Records contained in a dataset
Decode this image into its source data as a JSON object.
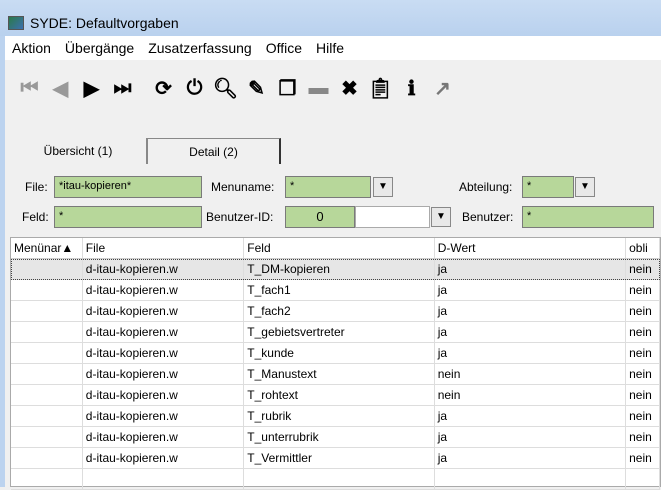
{
  "window": {
    "title": "SYDE: Defaultvorgaben"
  },
  "menu": [
    "Aktion",
    "Übergänge",
    "Zusatzerfassung",
    "Office",
    "Hilfe"
  ],
  "toolbar": [
    {
      "icon": "first-record-icon",
      "glyph": "⏮",
      "color": "#999"
    },
    {
      "icon": "previous-record-icon",
      "glyph": "◀",
      "color": "#999"
    },
    {
      "icon": "next-record-icon",
      "glyph": "▶",
      "color": "#000"
    },
    {
      "icon": "last-record-icon",
      "glyph": "⏭",
      "color": "#000"
    },
    {
      "icon": "refresh-icon",
      "glyph": "⟳",
      "color": "#000"
    },
    {
      "icon": "power-icon",
      "glyph": "⏻",
      "color": "#000"
    },
    {
      "icon": "search-icon",
      "glyph": "🔍︎",
      "color": "#000"
    },
    {
      "icon": "edit-icon",
      "glyph": "✎",
      "color": "#000"
    },
    {
      "icon": "copy-icon",
      "glyph": "❐",
      "color": "#000"
    },
    {
      "icon": "stamp-icon",
      "glyph": "▬",
      "color": "#888"
    },
    {
      "icon": "delete-icon",
      "glyph": "✖",
      "color": "#000"
    },
    {
      "icon": "clipboard-icon",
      "glyph": "📋︎",
      "color": "#000"
    },
    {
      "icon": "info-icon",
      "glyph": "ℹ",
      "color": "#000"
    },
    {
      "icon": "export-icon",
      "glyph": "↗",
      "color": "#777"
    }
  ],
  "tabs": [
    "Übersicht (1)",
    "Detail (2)"
  ],
  "filters": {
    "file_label": "File:",
    "file_value": "*itau-kopieren*",
    "menuname_label": "Menuname:",
    "menuname_value": "*",
    "abteilung_label": "Abteilung:",
    "abteilung_value": "*",
    "feld_label": "Feld:",
    "feld_value": "*",
    "benutzerid_label": "Benutzer-ID:",
    "benutzerid_value": "0",
    "benutzer_label": "Benutzer:",
    "benutzer_value": "*"
  },
  "table": {
    "headers": [
      "Menünar▲",
      "File",
      "Feld",
      "D-Wert",
      "obli"
    ],
    "rows": [
      [
        "",
        "d-itau-kopieren.w",
        "T_DM-kopieren",
        "ja",
        "nein"
      ],
      [
        "",
        "d-itau-kopieren.w",
        "T_fach1",
        "ja",
        "nein"
      ],
      [
        "",
        "d-itau-kopieren.w",
        "T_fach2",
        "ja",
        "nein"
      ],
      [
        "",
        "d-itau-kopieren.w",
        "T_gebietsvertreter",
        "ja",
        "nein"
      ],
      [
        "",
        "d-itau-kopieren.w",
        "T_kunde",
        "ja",
        "nein"
      ],
      [
        "",
        "d-itau-kopieren.w",
        "T_Manustext",
        "nein",
        "nein"
      ],
      [
        "",
        "d-itau-kopieren.w",
        "T_rohtext",
        "nein",
        "nein"
      ],
      [
        "",
        "d-itau-kopieren.w",
        "T_rubrik",
        "ja",
        "nein"
      ],
      [
        "",
        "d-itau-kopieren.w",
        "T_unterrubrik",
        "ja",
        "nein"
      ],
      [
        "",
        "d-itau-kopieren.w",
        "T_Vermittler",
        "ja",
        "nein"
      ]
    ]
  }
}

_STATED TASK_. Retype everything in the material word for word, minus pictures.

_FULL OUTPUT_.
Decode this image into its source data as a JSON object.
{
  "window": {
    "title": "SYDE: Defaultvorgaben"
  },
  "menu": [
    "Aktion",
    "Übergänge",
    "Zusatzerfassung",
    "Office",
    "Hilfe"
  ],
  "toolbar": [
    {
      "icon": "first-record-icon",
      "glyph": "⏮",
      "color": "#999"
    },
    {
      "icon": "previous-record-icon",
      "glyph": "◀",
      "color": "#999"
    },
    {
      "icon": "next-record-icon",
      "glyph": "▶",
      "color": "#000"
    },
    {
      "icon": "last-record-icon",
      "glyph": "⏭",
      "color": "#000"
    },
    {
      "icon": "refresh-icon",
      "glyph": "⟳",
      "color": "#000"
    },
    {
      "icon": "power-icon",
      "glyph": "⏻",
      "color": "#000"
    },
    {
      "icon": "search-icon",
      "glyph": "🔍︎",
      "color": "#000"
    },
    {
      "icon": "edit-icon",
      "glyph": "✎",
      "color": "#000"
    },
    {
      "icon": "copy-icon",
      "glyph": "❐",
      "color": "#000"
    },
    {
      "icon": "stamp-icon",
      "glyph": "▬",
      "color": "#888"
    },
    {
      "icon": "delete-icon",
      "glyph": "✖",
      "color": "#000"
    },
    {
      "icon": "clipboard-icon",
      "glyph": "📋︎",
      "color": "#000"
    },
    {
      "icon": "info-icon",
      "glyph": "ℹ",
      "color": "#000"
    },
    {
      "icon": "export-icon",
      "glyph": "↗",
      "color": "#777"
    }
  ],
  "tabs": [
    "Übersicht (1)",
    "Detail (2)"
  ],
  "filters": {
    "file_label": "File:",
    "file_value": "*itau-kopieren*",
    "menuname_label": "Menuname:",
    "menuname_value": "*",
    "abteilung_label": "Abteilung:",
    "abteilung_value": "*",
    "feld_label": "Feld:",
    "feld_value": "*",
    "benutzerid_label": "Benutzer-ID:",
    "benutzerid_value": "0",
    "benutzer_label": "Benutzer:",
    "benutzer_value": "*"
  },
  "table": {
    "headers": [
      "Menünar▲",
      "File",
      "Feld",
      "D-Wert",
      "obli"
    ],
    "rows": [
      [
        "",
        "d-itau-kopieren.w",
        "T_DM-kopieren",
        "ja",
        "nein"
      ],
      [
        "",
        "d-itau-kopieren.w",
        "T_fach1",
        "ja",
        "nein"
      ],
      [
        "",
        "d-itau-kopieren.w",
        "T_fach2",
        "ja",
        "nein"
      ],
      [
        "",
        "d-itau-kopieren.w",
        "T_gebietsvertreter",
        "ja",
        "nein"
      ],
      [
        "",
        "d-itau-kopieren.w",
        "T_kunde",
        "ja",
        "nein"
      ],
      [
        "",
        "d-itau-kopieren.w",
        "T_Manustext",
        "nein",
        "nein"
      ],
      [
        "",
        "d-itau-kopieren.w",
        "T_rohtext",
        "nein",
        "nein"
      ],
      [
        "",
        "d-itau-kopieren.w",
        "T_rubrik",
        "ja",
        "nein"
      ],
      [
        "",
        "d-itau-kopieren.w",
        "T_unterrubrik",
        "ja",
        "nein"
      ],
      [
        "",
        "d-itau-kopieren.w",
        "T_Vermittler",
        "ja",
        "nein"
      ]
    ]
  }
}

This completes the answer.